___ OS DADOS ___
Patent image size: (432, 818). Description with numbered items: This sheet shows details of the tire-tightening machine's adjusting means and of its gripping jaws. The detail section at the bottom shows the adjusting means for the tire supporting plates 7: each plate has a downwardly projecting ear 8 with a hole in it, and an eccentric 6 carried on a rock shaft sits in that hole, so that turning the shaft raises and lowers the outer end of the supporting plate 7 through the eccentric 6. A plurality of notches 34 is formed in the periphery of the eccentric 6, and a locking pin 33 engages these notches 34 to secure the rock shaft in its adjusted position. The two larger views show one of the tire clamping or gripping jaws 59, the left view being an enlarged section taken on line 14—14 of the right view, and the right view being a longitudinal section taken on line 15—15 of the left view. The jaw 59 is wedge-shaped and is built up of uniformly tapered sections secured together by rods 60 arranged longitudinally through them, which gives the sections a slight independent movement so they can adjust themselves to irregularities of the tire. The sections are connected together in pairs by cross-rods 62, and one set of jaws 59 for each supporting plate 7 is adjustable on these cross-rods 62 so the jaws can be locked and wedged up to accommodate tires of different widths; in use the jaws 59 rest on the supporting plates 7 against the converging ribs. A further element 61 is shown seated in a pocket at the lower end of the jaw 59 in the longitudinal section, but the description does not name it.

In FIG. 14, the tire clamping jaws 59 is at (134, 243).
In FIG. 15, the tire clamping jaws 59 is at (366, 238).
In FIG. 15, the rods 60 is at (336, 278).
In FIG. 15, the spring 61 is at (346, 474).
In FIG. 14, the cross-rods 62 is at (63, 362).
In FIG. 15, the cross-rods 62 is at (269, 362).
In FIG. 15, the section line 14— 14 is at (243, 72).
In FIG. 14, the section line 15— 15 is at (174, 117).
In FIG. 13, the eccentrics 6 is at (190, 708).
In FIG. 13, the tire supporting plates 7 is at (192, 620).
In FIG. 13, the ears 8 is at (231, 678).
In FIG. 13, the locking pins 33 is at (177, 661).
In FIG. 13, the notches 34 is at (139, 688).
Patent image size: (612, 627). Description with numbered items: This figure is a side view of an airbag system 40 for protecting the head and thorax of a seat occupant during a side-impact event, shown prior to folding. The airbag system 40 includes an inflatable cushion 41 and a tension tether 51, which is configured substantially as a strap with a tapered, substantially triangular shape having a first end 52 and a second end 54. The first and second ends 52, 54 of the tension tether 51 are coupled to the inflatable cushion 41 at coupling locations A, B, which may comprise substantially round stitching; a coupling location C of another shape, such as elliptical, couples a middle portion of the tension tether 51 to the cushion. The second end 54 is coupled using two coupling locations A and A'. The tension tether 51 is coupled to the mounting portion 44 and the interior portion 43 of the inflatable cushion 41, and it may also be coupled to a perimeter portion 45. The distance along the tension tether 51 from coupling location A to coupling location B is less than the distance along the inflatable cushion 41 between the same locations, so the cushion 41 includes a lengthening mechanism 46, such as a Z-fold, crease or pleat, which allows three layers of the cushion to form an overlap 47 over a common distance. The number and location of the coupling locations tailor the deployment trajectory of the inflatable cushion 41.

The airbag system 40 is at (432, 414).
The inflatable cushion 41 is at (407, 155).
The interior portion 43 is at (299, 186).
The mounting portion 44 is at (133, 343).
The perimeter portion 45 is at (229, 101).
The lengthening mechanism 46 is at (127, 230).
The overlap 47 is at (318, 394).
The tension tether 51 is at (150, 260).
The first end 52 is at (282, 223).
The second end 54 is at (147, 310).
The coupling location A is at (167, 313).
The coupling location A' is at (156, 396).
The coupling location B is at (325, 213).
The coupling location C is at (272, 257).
___
___ OS DADOS ___
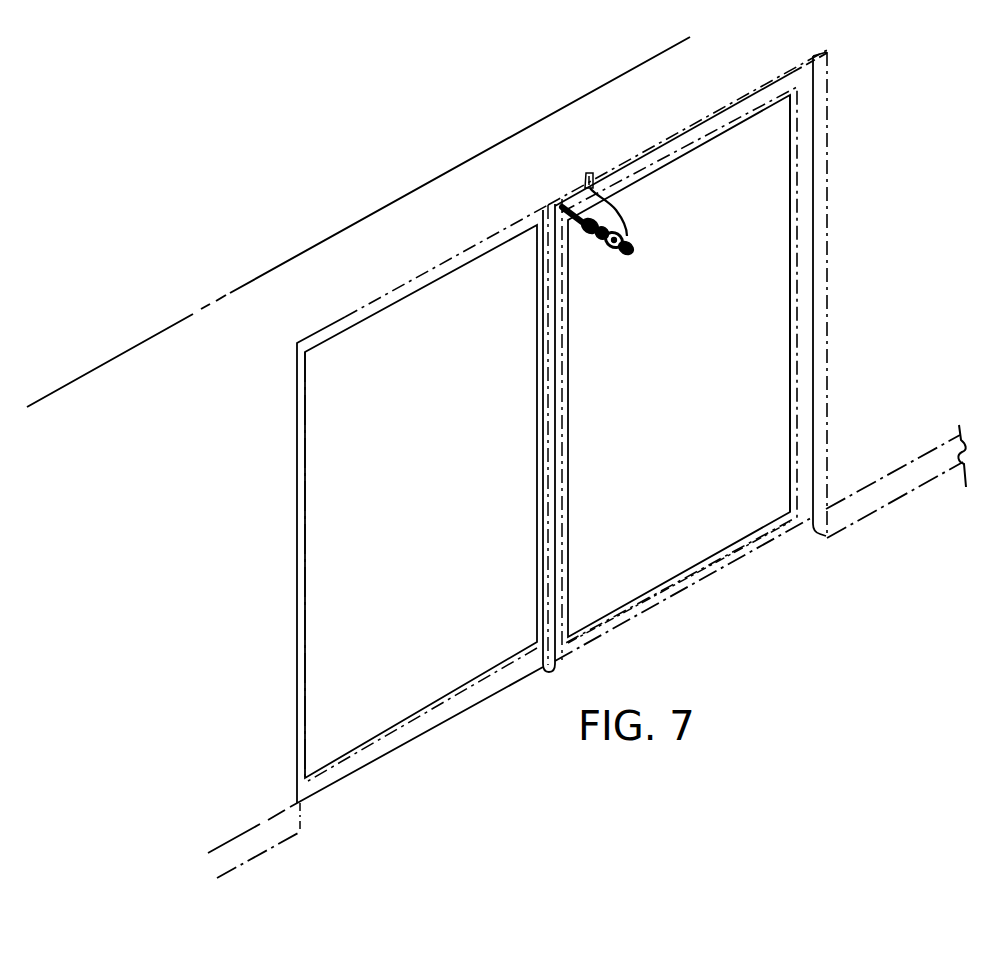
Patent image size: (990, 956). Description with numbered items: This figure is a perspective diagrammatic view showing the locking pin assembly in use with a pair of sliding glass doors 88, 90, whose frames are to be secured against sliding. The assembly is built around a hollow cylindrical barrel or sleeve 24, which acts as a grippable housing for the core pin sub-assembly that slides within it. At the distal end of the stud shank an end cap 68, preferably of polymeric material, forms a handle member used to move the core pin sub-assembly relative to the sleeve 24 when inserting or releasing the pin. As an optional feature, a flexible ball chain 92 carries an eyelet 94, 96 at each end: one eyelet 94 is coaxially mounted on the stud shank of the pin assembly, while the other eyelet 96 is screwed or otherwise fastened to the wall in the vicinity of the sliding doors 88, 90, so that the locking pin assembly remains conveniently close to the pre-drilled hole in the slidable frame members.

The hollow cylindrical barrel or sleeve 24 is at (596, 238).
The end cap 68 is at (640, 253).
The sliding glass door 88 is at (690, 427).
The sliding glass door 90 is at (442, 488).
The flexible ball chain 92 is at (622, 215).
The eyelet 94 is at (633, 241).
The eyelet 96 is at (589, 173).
___
___ OS DADOS ___
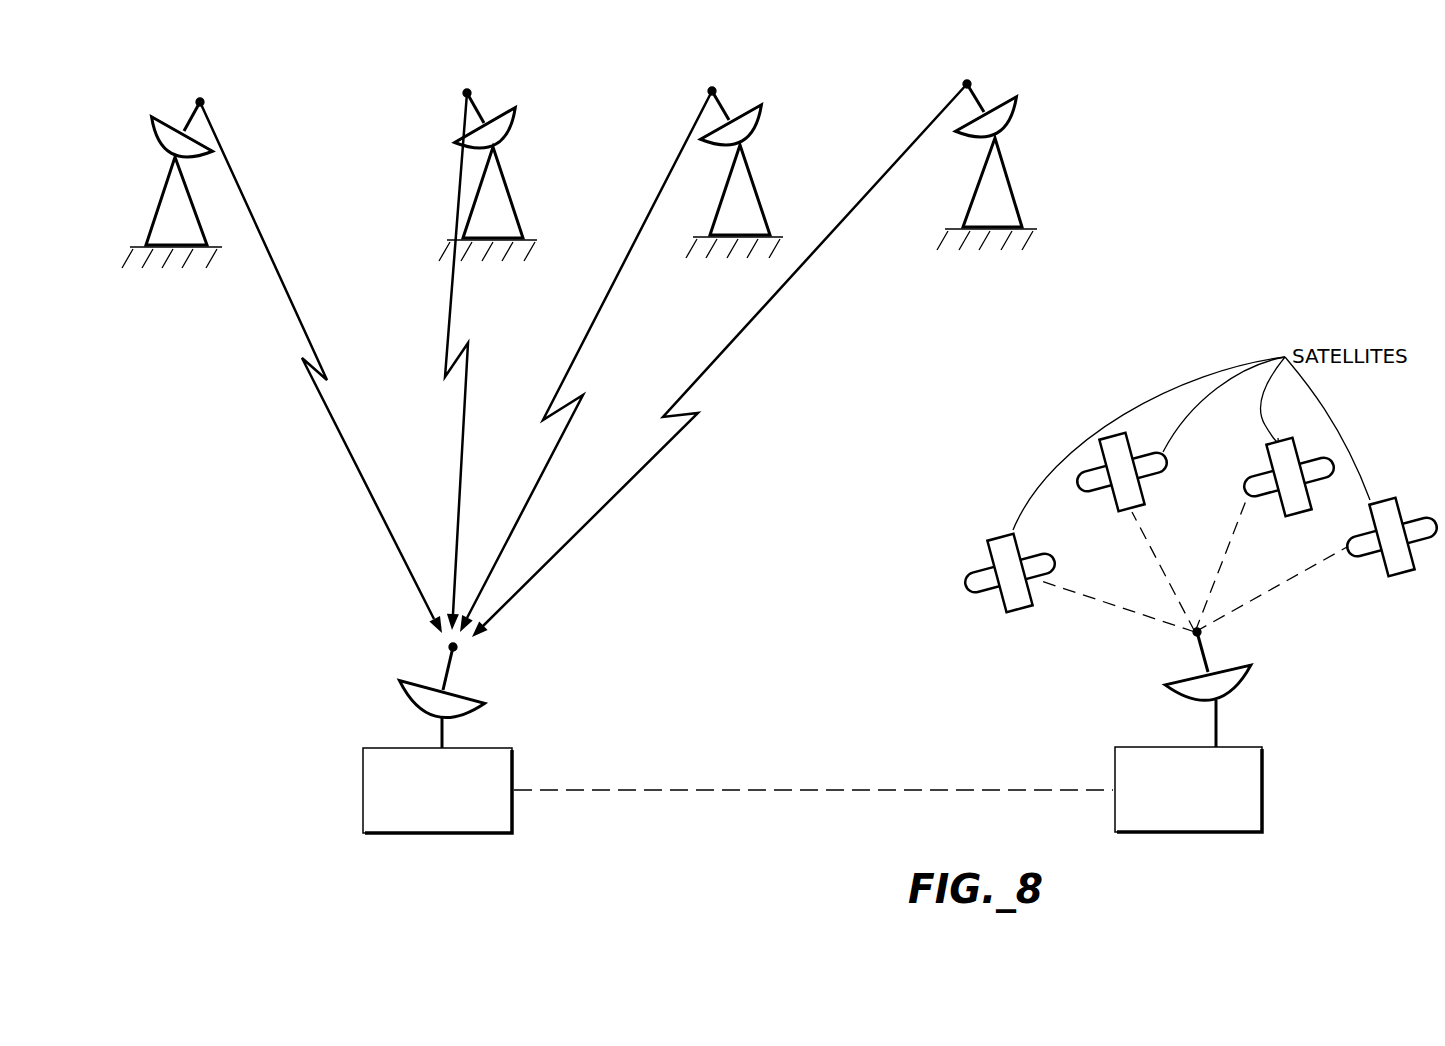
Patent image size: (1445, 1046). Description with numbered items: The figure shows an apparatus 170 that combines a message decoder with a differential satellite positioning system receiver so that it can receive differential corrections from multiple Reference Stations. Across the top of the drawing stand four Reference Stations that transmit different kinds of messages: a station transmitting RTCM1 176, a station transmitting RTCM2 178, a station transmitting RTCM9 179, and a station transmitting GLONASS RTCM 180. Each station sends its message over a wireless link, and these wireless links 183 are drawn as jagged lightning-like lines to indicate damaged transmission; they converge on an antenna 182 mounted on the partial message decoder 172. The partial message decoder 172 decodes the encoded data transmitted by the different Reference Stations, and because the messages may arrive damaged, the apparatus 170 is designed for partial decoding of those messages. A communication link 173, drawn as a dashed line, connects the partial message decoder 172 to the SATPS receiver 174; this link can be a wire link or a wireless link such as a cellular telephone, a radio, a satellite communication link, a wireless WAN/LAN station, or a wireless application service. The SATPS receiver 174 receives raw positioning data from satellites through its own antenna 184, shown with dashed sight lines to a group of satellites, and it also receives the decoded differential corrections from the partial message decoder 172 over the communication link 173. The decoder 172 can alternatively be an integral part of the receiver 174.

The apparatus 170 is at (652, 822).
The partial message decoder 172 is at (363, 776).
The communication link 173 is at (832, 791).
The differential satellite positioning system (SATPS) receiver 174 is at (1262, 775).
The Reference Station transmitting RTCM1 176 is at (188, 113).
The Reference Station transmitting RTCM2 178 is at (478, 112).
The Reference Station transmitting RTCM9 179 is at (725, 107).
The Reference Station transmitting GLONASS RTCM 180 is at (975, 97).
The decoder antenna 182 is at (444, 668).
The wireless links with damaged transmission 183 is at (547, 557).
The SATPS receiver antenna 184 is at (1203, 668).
___
### [ENUNCIADO]
Reescreva a listagem começando na linha que contém "Patent image size: (990, 956)." e parando depois da linha que contém "The sliding glass door 88 is at (690, 427).". Substitua "diagrammatic" por "schematic" e deixe todo o resto intacto.

### [RESPOSTA]
Patent image size: (990, 956). Description with numbered items: This figure is a perspective schematic view showing the locking pin assembly in use with a pair of sliding glass doors 88, 90, whose frames are to be secured against sliding. The assembly is built around a hollow cylindrical barrel or sleeve 24, which acts as a grippable housing for the core pin sub-assembly that slides within it. At the distal end of the stud shank an end cap 68, preferably of polymeric material, forms a handle member used to move the core pin sub-assembly relative to the sleeve 24 when inserting or releasing the pin. As an optional feature, a flexible ball chain 92 carries an eyelet 94, 96 at each end: one eyelet 94 is coaxially mounted on the stud shank of the pin assembly, while the other eyelet 96 is screwed or otherwise fastened to the wall in the vicinity of the sliding doors 88, 90, so that the locking pin assembly remains conveniently close to the pre-drilled hole in the slidable frame members.

The hollow cylindrical barrel or sleeve 24 is at (596, 238).
The end cap 68 is at (640, 253).
The sliding glass door 88 is at (690, 427).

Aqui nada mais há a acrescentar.